## Prompt
Every line that includes the word "Germany" is to be listed.

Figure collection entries
━━━━━━━━

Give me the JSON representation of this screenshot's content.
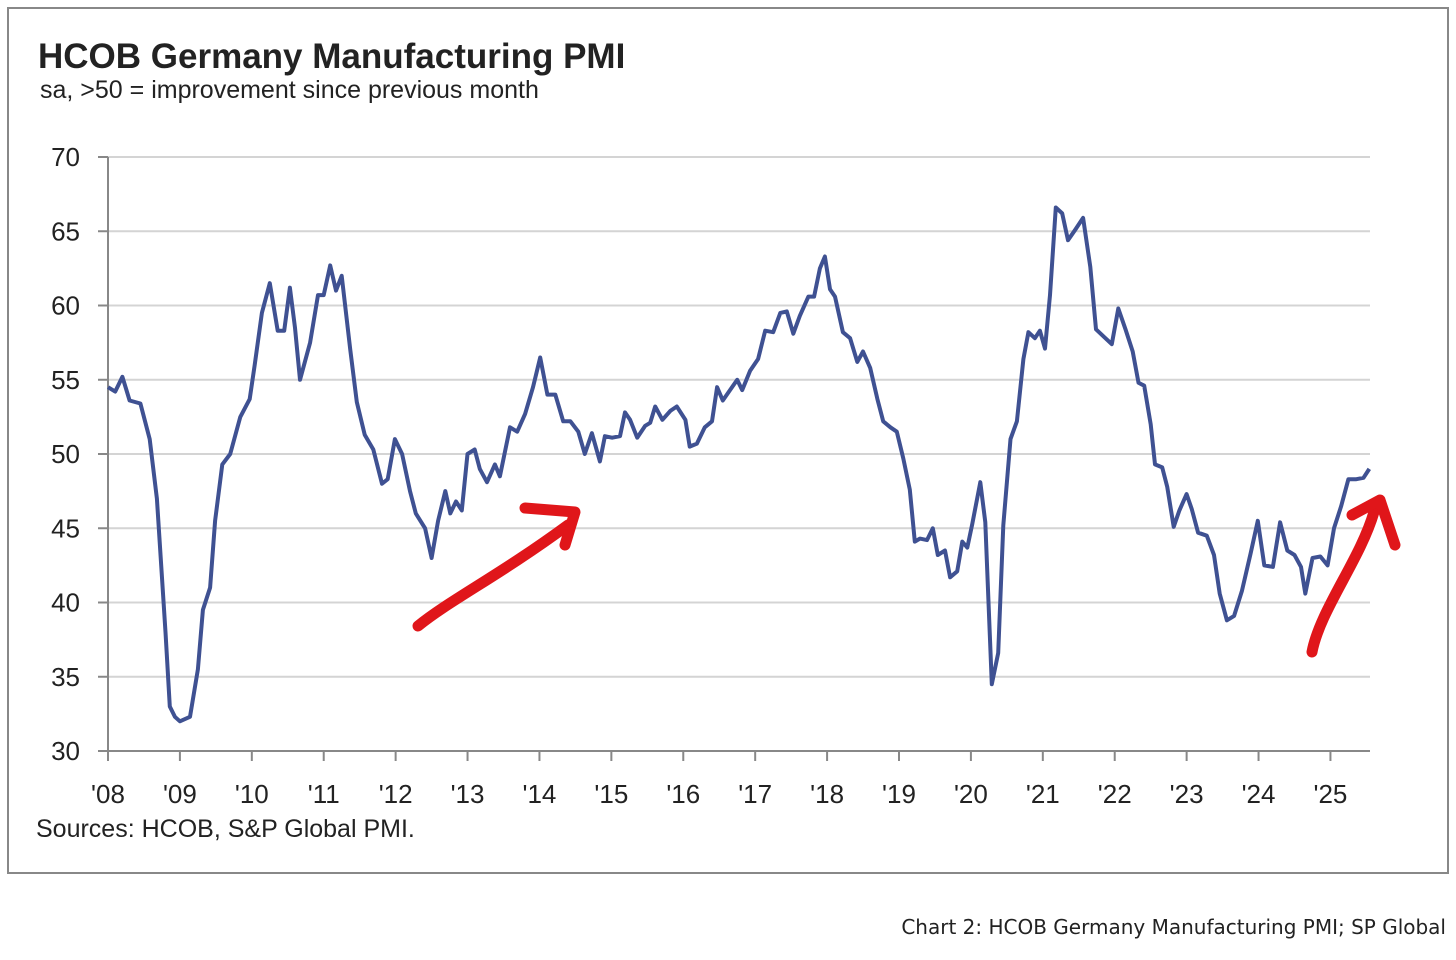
{
  "chart_data": {
    "type": "line",
    "title": "HCOB Germany Manufacturing PMI",
    "subtitle": "sa, >50 = improvement since previous month",
    "source": "Sources: HCOB, S&P Global PMI.",
    "caption": "Chart 2: HCOB Germany Manufacturing PMI; SP Global",
    "grid": true,
    "xlim": [
      2008,
      2025.55
    ],
    "ylim": [
      30,
      70
    ],
    "yticks": [
      30,
      35,
      40,
      45,
      50,
      55,
      60,
      65,
      70
    ],
    "xticks": [
      {
        "value": 2008,
        "label": "'08"
      },
      {
        "value": 2009,
        "label": "'09"
      },
      {
        "value": 2010,
        "label": "'10"
      },
      {
        "value": 2011,
        "label": "'11"
      },
      {
        "value": 2012,
        "label": "'12"
      },
      {
        "value": 2013,
        "label": "'13"
      },
      {
        "value": 2014,
        "label": "'14"
      },
      {
        "value": 2015,
        "label": "'15"
      },
      {
        "value": 2016,
        "label": "'16"
      },
      {
        "value": 2017,
        "label": "'17"
      },
      {
        "value": 2018,
        "label": "'18"
      },
      {
        "value": 2019,
        "label": "'19"
      },
      {
        "value": 2020,
        "label": "'20"
      },
      {
        "value": 2021,
        "label": "'21"
      },
      {
        "value": 2022,
        "label": "'22"
      },
      {
        "value": 2023,
        "label": "'23"
      },
      {
        "value": 2024,
        "label": "'24"
      },
      {
        "value": 2025,
        "label": "'25"
      }
    ],
    "x": [
      2008.0,
      2008.1,
      2008.2,
      2008.3,
      2008.45,
      2008.58,
      2008.68,
      2008.8,
      2008.86,
      2008.93,
      2009.0,
      2009.14,
      2009.25,
      2009.32,
      2009.42,
      2009.49,
      2009.59,
      2009.7,
      2009.84,
      2009.97,
      2010.04,
      2010.14,
      2010.25,
      2010.36,
      2010.45,
      2010.53,
      2010.6,
      2010.67,
      2010.81,
      2010.92,
      2011.0,
      2011.09,
      2011.17,
      2011.25,
      2011.37,
      2011.46,
      2011.57,
      2011.69,
      2011.81,
      2011.89,
      2011.99,
      2012.09,
      2012.2,
      2012.28,
      2012.41,
      2012.5,
      2012.59,
      2012.69,
      2012.76,
      2012.84,
      2012.92,
      2013.0,
      2013.1,
      2013.17,
      2013.27,
      2013.38,
      2013.45,
      2013.59,
      2013.69,
      2013.8,
      2013.91,
      2014.01,
      2014.11,
      2014.22,
      2014.33,
      2014.43,
      2014.54,
      2014.63,
      2014.73,
      2014.84,
      2014.91,
      2015.01,
      2015.12,
      2015.19,
      2015.26,
      2015.36,
      2015.47,
      2015.54,
      2015.61,
      2015.71,
      2015.82,
      2015.91,
      2016.03,
      2016.09,
      2016.19,
      2016.3,
      2016.4,
      2016.47,
      2016.55,
      2016.65,
      2016.75,
      2016.82,
      2016.93,
      2017.04,
      2017.14,
      2017.25,
      2017.35,
      2017.44,
      2017.53,
      2017.62,
      2017.74,
      2017.82,
      2017.9,
      2017.97,
      2018.04,
      2018.11,
      2018.22,
      2018.32,
      2018.42,
      2018.5,
      2018.6,
      2018.7,
      2018.78,
      2018.88,
      2018.97,
      2019.06,
      2019.15,
      2019.22,
      2019.29,
      2019.39,
      2019.47,
      2019.54,
      2019.64,
      2019.71,
      2019.81,
      2019.88,
      2019.95,
      2020.02,
      2020.13,
      2020.2,
      2020.29,
      2020.38,
      2020.45,
      2020.55,
      2020.64,
      2020.73,
      2020.8,
      2020.89,
      2020.96,
      2021.03,
      2021.1,
      2021.18,
      2021.27,
      2021.35,
      2021.45,
      2021.56,
      2021.66,
      2021.74,
      2021.87,
      2021.96,
      2022.05,
      2022.15,
      2022.25,
      2022.33,
      2022.41,
      2022.5,
      2022.56,
      2022.66,
      2022.73,
      2022.82,
      2022.9,
      2023.0,
      2023.07,
      2023.16,
      2023.28,
      2023.38,
      2023.46,
      2023.56,
      2023.66,
      2023.77,
      2023.89,
      2023.99,
      2024.08,
      2024.2,
      2024.3,
      2024.4,
      2024.5,
      2024.59,
      2024.65,
      2024.75,
      2024.86,
      2024.96,
      2025.05,
      2025.15,
      2025.25,
      2025.36,
      2025.46,
      2025.54
    ],
    "series": [
      {
        "name": "PMI",
        "color": "#3f5192",
        "values": [
          54.5,
          54.2,
          55.2,
          53.6,
          53.4,
          51,
          47,
          38,
          33,
          32.3,
          32,
          32.3,
          35.5,
          39.5,
          41,
          45.5,
          49.3,
          50,
          52.5,
          53.7,
          56,
          59.5,
          61.5,
          58.3,
          58.3,
          61.2,
          58.5,
          55,
          57.5,
          60.7,
          60.7,
          62.7,
          61,
          62,
          57,
          53.5,
          51.3,
          50.3,
          48,
          48.3,
          51,
          50,
          47.5,
          46,
          45,
          43,
          45.5,
          47.5,
          46,
          46.8,
          46.2,
          50,
          50.3,
          49,
          48.1,
          49.3,
          48.5,
          51.8,
          51.5,
          52.7,
          54.5,
          56.5,
          54,
          54,
          52.2,
          52.2,
          51.5,
          50,
          51.4,
          49.5,
          51.2,
          51.1,
          51.2,
          52.8,
          52.3,
          51.1,
          51.9,
          52.1,
          53.2,
          52.3,
          52.9,
          53.2,
          52.3,
          50.5,
          50.7,
          51.8,
          52.2,
          54.5,
          53.6,
          54.3,
          55,
          54.3,
          55.6,
          56.4,
          58.3,
          58.2,
          59.5,
          59.6,
          58.1,
          59.3,
          60.6,
          60.6,
          62.5,
          63.3,
          61.1,
          60.6,
          58.2,
          57.8,
          56.2,
          56.9,
          55.8,
          53.7,
          52.2,
          51.8,
          51.5,
          49.7,
          47.6,
          44.1,
          44.3,
          44.2,
          45,
          43.2,
          43.5,
          41.7,
          42.1,
          44.1,
          43.7,
          45.3,
          48.1,
          45.4,
          34.5,
          36.6,
          45.2,
          51,
          52.2,
          56.4,
          58.2,
          57.8,
          58.3,
          57.1,
          60.7,
          66.6,
          66.2,
          64.4,
          65.1,
          65.9,
          62.6,
          58.4,
          57.8,
          57.4,
          59.8,
          58.4,
          56.9,
          54.8,
          54.6,
          52,
          49.3,
          49.1,
          47.8,
          45.1,
          46.2,
          47.3,
          46.3,
          44.7,
          44.5,
          43.2,
          40.6,
          38.8,
          39.1,
          40.8,
          43.3,
          45.5,
          42.5,
          42.4,
          45.4,
          43.5,
          43.2,
          42.4,
          40.6,
          43,
          43.1,
          42.5,
          45,
          46.5,
          48.3,
          48.3,
          48.4,
          49
        ]
      }
    ]
  }
}
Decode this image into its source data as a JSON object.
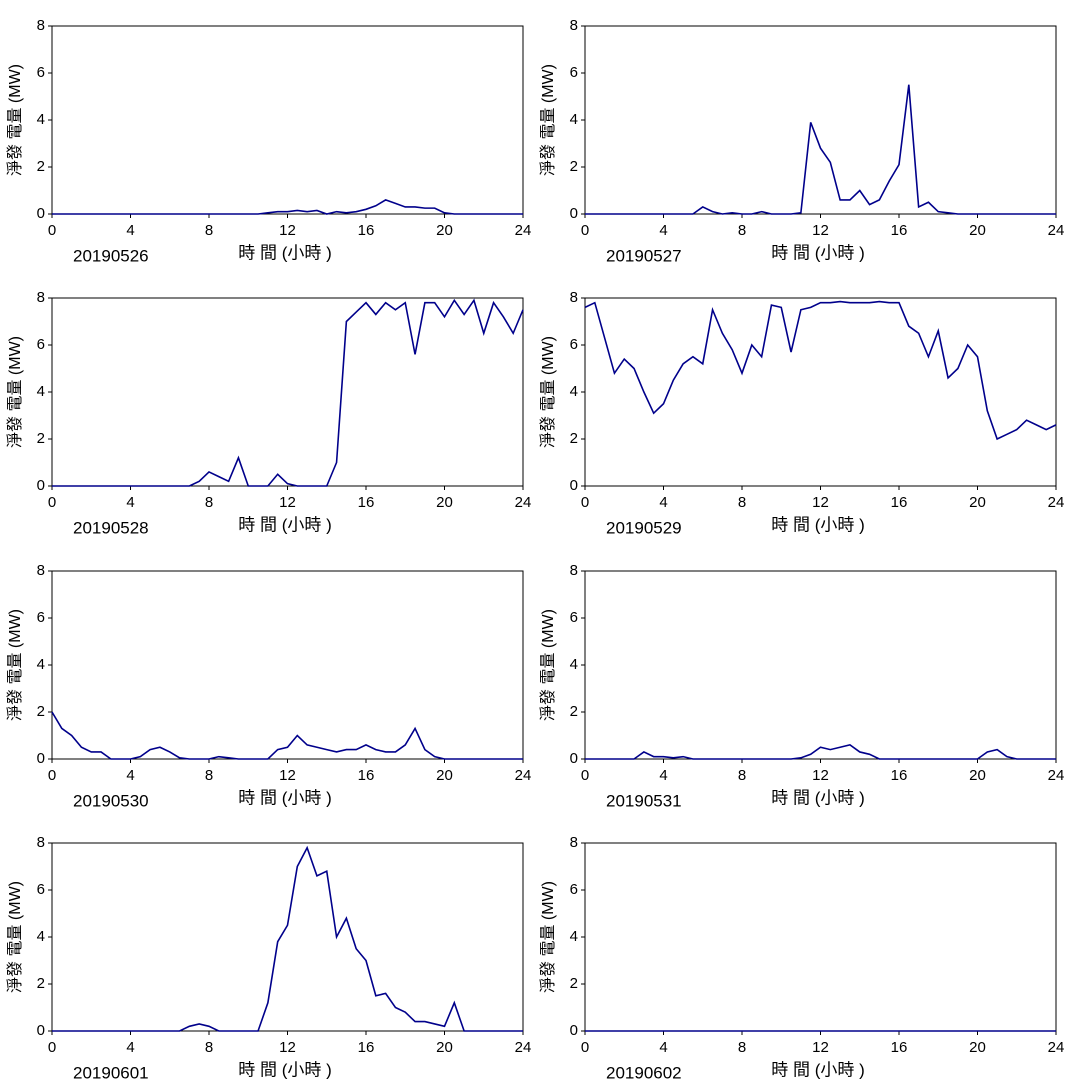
{
  "chart_data": [
    {
      "type": "line",
      "date_label": "20190526",
      "x_label": "時 間 (小時 )",
      "y_label": "淨發 電量 (MW)",
      "color": "#00008b",
      "xlim": [
        0,
        24
      ],
      "ylim": [
        0,
        8
      ],
      "xticks": [
        0,
        4,
        8,
        12,
        16,
        20,
        24
      ],
      "yticks": [
        0,
        2,
        4,
        6,
        8
      ],
      "x": [
        0,
        0.5,
        1,
        1.5,
        2,
        2.5,
        3,
        3.5,
        4,
        4.5,
        5,
        5.5,
        6,
        6.5,
        7,
        7.5,
        8,
        8.5,
        9,
        9.5,
        10,
        10.5,
        11,
        11.5,
        12,
        12.5,
        13,
        13.5,
        14,
        14.5,
        15,
        15.5,
        16,
        16.5,
        17,
        17.5,
        18,
        18.5,
        19,
        19.5,
        20,
        20.5,
        21,
        21.5,
        22,
        22.5,
        23,
        23.5,
        24
      ],
      "values": [
        0,
        0,
        0,
        0,
        0,
        0,
        0,
        0,
        0,
        0,
        0,
        0,
        0,
        0,
        0,
        0,
        0,
        0,
        0,
        0,
        0,
        0,
        0.05,
        0.1,
        0.1,
        0.15,
        0.1,
        0.15,
        0,
        0.1,
        0.05,
        0.1,
        0.2,
        0.35,
        0.6,
        0.45,
        0.3,
        0.3,
        0.25,
        0.25,
        0.05,
        0,
        0,
        0,
        0,
        0,
        0,
        0,
        0
      ]
    },
    {
      "type": "line",
      "date_label": "20190527",
      "x_label": "時 間 (小時 )",
      "y_label": "淨發 電量 (MW)",
      "color": "#00008b",
      "xlim": [
        0,
        24
      ],
      "ylim": [
        0,
        8
      ],
      "xticks": [
        0,
        4,
        8,
        12,
        16,
        20,
        24
      ],
      "yticks": [
        0,
        2,
        4,
        6,
        8
      ],
      "x": [
        0,
        0.5,
        1,
        1.5,
        2,
        2.5,
        3,
        3.5,
        4,
        4.5,
        5,
        5.5,
        6,
        6.5,
        7,
        7.5,
        8,
        8.5,
        9,
        9.5,
        10,
        10.5,
        11,
        11.5,
        12,
        12.5,
        13,
        13.5,
        14,
        14.5,
        15,
        15.5,
        16,
        16.5,
        17,
        17.5,
        18,
        18.5,
        19,
        19.5,
        20,
        20.5,
        21,
        21.5,
        22,
        22.5,
        23,
        23.5,
        24
      ],
      "values": [
        0,
        0,
        0,
        0,
        0,
        0,
        0,
        0,
        0,
        0,
        0,
        0,
        0.3,
        0.1,
        0,
        0.05,
        0,
        0,
        0.1,
        0,
        0,
        0,
        0.05,
        3.9,
        2.8,
        2.2,
        0.6,
        0.6,
        1.0,
        0.4,
        0.6,
        1.4,
        2.1,
        5.5,
        0.3,
        0.5,
        0.1,
        0.05,
        0,
        0,
        0,
        0,
        0,
        0,
        0,
        0,
        0,
        0,
        0
      ]
    },
    {
      "type": "line",
      "date_label": "20190528",
      "x_label": "時 間 (小時 )",
      "y_label": "淨發 電量 (MW)",
      "color": "#00008b",
      "xlim": [
        0,
        24
      ],
      "ylim": [
        0,
        8
      ],
      "xticks": [
        0,
        4,
        8,
        12,
        16,
        20,
        24
      ],
      "yticks": [
        0,
        2,
        4,
        6,
        8
      ],
      "x": [
        0,
        0.5,
        1,
        1.5,
        2,
        2.5,
        3,
        3.5,
        4,
        4.5,
        5,
        5.5,
        6,
        6.5,
        7,
        7.5,
        8,
        8.5,
        9,
        9.5,
        10,
        10.5,
        11,
        11.5,
        12,
        12.5,
        13,
        13.5,
        14,
        14.5,
        15,
        15.5,
        16,
        16.5,
        17,
        17.5,
        18,
        18.5,
        19,
        19.5,
        20,
        20.5,
        21,
        21.5,
        22,
        22.5,
        23,
        23.5,
        24
      ],
      "values": [
        0,
        0,
        0,
        0,
        0,
        0,
        0,
        0,
        0,
        0,
        0,
        0,
        0,
        0,
        0,
        0.2,
        0.6,
        0.4,
        0.2,
        1.2,
        0,
        0,
        0,
        0.5,
        0.1,
        0,
        0,
        0,
        0,
        1.0,
        7.0,
        7.4,
        7.8,
        7.3,
        7.8,
        7.5,
        7.8,
        5.6,
        7.8,
        7.8,
        7.2,
        7.9,
        7.3,
        7.9,
        6.5,
        7.8,
        7.2,
        6.5,
        7.5
      ]
    },
    {
      "type": "line",
      "date_label": "20190529",
      "x_label": "時 間 (小時 )",
      "y_label": "淨發 電量 (MW)",
      "color": "#00008b",
      "xlim": [
        0,
        24
      ],
      "ylim": [
        0,
        8
      ],
      "xticks": [
        0,
        4,
        8,
        12,
        16,
        20,
        24
      ],
      "yticks": [
        0,
        2,
        4,
        6,
        8
      ],
      "x": [
        0,
        0.5,
        1,
        1.5,
        2,
        2.5,
        3,
        3.5,
        4,
        4.5,
        5,
        5.5,
        6,
        6.5,
        7,
        7.5,
        8,
        8.5,
        9,
        9.5,
        10,
        10.5,
        11,
        11.5,
        12,
        12.5,
        13,
        13.5,
        14,
        14.5,
        15,
        15.5,
        16,
        16.5,
        17,
        17.5,
        18,
        18.5,
        19,
        19.5,
        20,
        20.5,
        21,
        21.5,
        22,
        22.5,
        23,
        23.5,
        24
      ],
      "values": [
        7.6,
        7.8,
        6.3,
        4.8,
        5.4,
        5.0,
        4.0,
        3.1,
        3.5,
        4.5,
        5.2,
        5.5,
        5.2,
        7.5,
        6.5,
        5.8,
        4.8,
        6.0,
        5.5,
        7.7,
        7.6,
        5.7,
        7.5,
        7.6,
        7.8,
        7.8,
        7.85,
        7.8,
        7.8,
        7.8,
        7.85,
        7.8,
        7.8,
        6.8,
        6.5,
        5.5,
        6.6,
        4.6,
        5.0,
        6.0,
        5.5,
        3.2,
        2.0,
        2.2,
        2.4,
        2.8,
        2.6,
        2.4,
        2.6
      ]
    },
    {
      "type": "line",
      "date_label": "20190530",
      "x_label": "時 間 (小時 )",
      "y_label": "淨發 電量 (MW)",
      "color": "#00008b",
      "xlim": [
        0,
        24
      ],
      "ylim": [
        0,
        8
      ],
      "xticks": [
        0,
        4,
        8,
        12,
        16,
        20,
        24
      ],
      "yticks": [
        0,
        2,
        4,
        6,
        8
      ],
      "x": [
        0,
        0.5,
        1,
        1.5,
        2,
        2.5,
        3,
        3.5,
        4,
        4.5,
        5,
        5.5,
        6,
        6.5,
        7,
        7.5,
        8,
        8.5,
        9,
        9.5,
        10,
        10.5,
        11,
        11.5,
        12,
        12.5,
        13,
        13.5,
        14,
        14.5,
        15,
        15.5,
        16,
        16.5,
        17,
        17.5,
        18,
        18.5,
        19,
        19.5,
        20,
        20.5,
        21,
        21.5,
        22,
        22.5,
        23,
        23.5,
        24
      ],
      "values": [
        2.0,
        1.3,
        1.0,
        0.5,
        0.3,
        0.3,
        0,
        0,
        0,
        0.1,
        0.4,
        0.5,
        0.3,
        0.05,
        0,
        0,
        0,
        0.1,
        0.05,
        0,
        0,
        0,
        0,
        0.4,
        0.5,
        1.0,
        0.6,
        0.5,
        0.4,
        0.3,
        0.4,
        0.4,
        0.6,
        0.4,
        0.3,
        0.3,
        0.6,
        1.3,
        0.4,
        0.1,
        0,
        0,
        0,
        0,
        0,
        0,
        0,
        0,
        0
      ]
    },
    {
      "type": "line",
      "date_label": "20190531",
      "x_label": "時 間 (小時 )",
      "y_label": "淨發 電量 (MW)",
      "color": "#00008b",
      "xlim": [
        0,
        24
      ],
      "ylim": [
        0,
        8
      ],
      "xticks": [
        0,
        4,
        8,
        12,
        16,
        20,
        24
      ],
      "yticks": [
        0,
        2,
        4,
        6,
        8
      ],
      "x": [
        0,
        0.5,
        1,
        1.5,
        2,
        2.5,
        3,
        3.5,
        4,
        4.5,
        5,
        5.5,
        6,
        6.5,
        7,
        7.5,
        8,
        8.5,
        9,
        9.5,
        10,
        10.5,
        11,
        11.5,
        12,
        12.5,
        13,
        13.5,
        14,
        14.5,
        15,
        15.5,
        16,
        16.5,
        17,
        17.5,
        18,
        18.5,
        19,
        19.5,
        20,
        20.5,
        21,
        21.5,
        22,
        22.5,
        23,
        23.5,
        24
      ],
      "values": [
        0,
        0,
        0,
        0,
        0,
        0,
        0.3,
        0.1,
        0.1,
        0.05,
        0.1,
        0,
        0,
        0,
        0,
        0,
        0,
        0,
        0,
        0,
        0,
        0,
        0.05,
        0.2,
        0.5,
        0.4,
        0.5,
        0.6,
        0.3,
        0.2,
        0,
        0,
        0,
        0,
        0,
        0,
        0,
        0,
        0,
        0,
        0,
        0.3,
        0.4,
        0.1,
        0,
        0,
        0,
        0,
        0
      ]
    },
    {
      "type": "line",
      "date_label": "20190601",
      "x_label": "時 間 (小時 )",
      "y_label": "淨發 電量 (MW)",
      "color": "#00008b",
      "xlim": [
        0,
        24
      ],
      "ylim": [
        0,
        8
      ],
      "xticks": [
        0,
        4,
        8,
        12,
        16,
        20,
        24
      ],
      "yticks": [
        0,
        2,
        4,
        6,
        8
      ],
      "x": [
        0,
        0.5,
        1,
        1.5,
        2,
        2.5,
        3,
        3.5,
        4,
        4.5,
        5,
        5.5,
        6,
        6.5,
        7,
        7.5,
        8,
        8.5,
        9,
        9.5,
        10,
        10.5,
        11,
        11.5,
        12,
        12.5,
        13,
        13.5,
        14,
        14.5,
        15,
        15.5,
        16,
        16.5,
        17,
        17.5,
        18,
        18.5,
        19,
        19.5,
        20,
        20.5,
        21,
        21.5,
        22,
        22.5,
        23,
        23.5,
        24
      ],
      "values": [
        0,
        0,
        0,
        0,
        0,
        0,
        0,
        0,
        0,
        0,
        0,
        0,
        0,
        0,
        0.2,
        0.3,
        0.2,
        0,
        0,
        0,
        0,
        0,
        1.2,
        3.8,
        4.5,
        7.0,
        7.8,
        6.6,
        6.8,
        4.0,
        4.8,
        3.5,
        3.0,
        1.5,
        1.6,
        1.0,
        0.8,
        0.4,
        0.4,
        0.3,
        0.2,
        1.2,
        0,
        0,
        0,
        0,
        0,
        0,
        0
      ]
    },
    {
      "type": "line",
      "date_label": "20190602",
      "x_label": "時 間 (小時 )",
      "y_label": "淨發 電量 (MW)",
      "color": "#00008b",
      "xlim": [
        0,
        24
      ],
      "ylim": [
        0,
        8
      ],
      "xticks": [
        0,
        4,
        8,
        12,
        16,
        20,
        24
      ],
      "yticks": [
        0,
        2,
        4,
        6,
        8
      ],
      "x": [
        0,
        0.5,
        1,
        1.5,
        2,
        2.5,
        3,
        3.5,
        4,
        4.5,
        5,
        5.5,
        6,
        6.5,
        7,
        7.5,
        8,
        8.5,
        9,
        9.5,
        10,
        10.5,
        11,
        11.5,
        12,
        12.5,
        13,
        13.5,
        14,
        14.5,
        15,
        15.5,
        16,
        16.5,
        17,
        17.5,
        18,
        18.5,
        19,
        19.5,
        20,
        20.5,
        21,
        21.5,
        22,
        22.5,
        23,
        23.5,
        24
      ],
      "values": [
        0,
        0,
        0,
        0,
        0,
        0,
        0,
        0,
        0,
        0,
        0,
        0,
        0,
        0,
        0,
        0,
        0,
        0,
        0,
        0,
        0,
        0,
        0,
        0,
        0,
        0,
        0,
        0,
        0,
        0,
        0,
        0,
        0,
        0,
        0,
        0,
        0,
        0,
        0,
        0,
        0,
        0,
        0,
        0,
        0,
        0,
        0,
        0,
        0
      ]
    }
  ]
}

━━━━━━━━

## Written response
    "title": "HCOB Germany Manufacturing PMI",
    "caption": "Chart 2: HCOB Germany Manufacturing PMI; SP Global",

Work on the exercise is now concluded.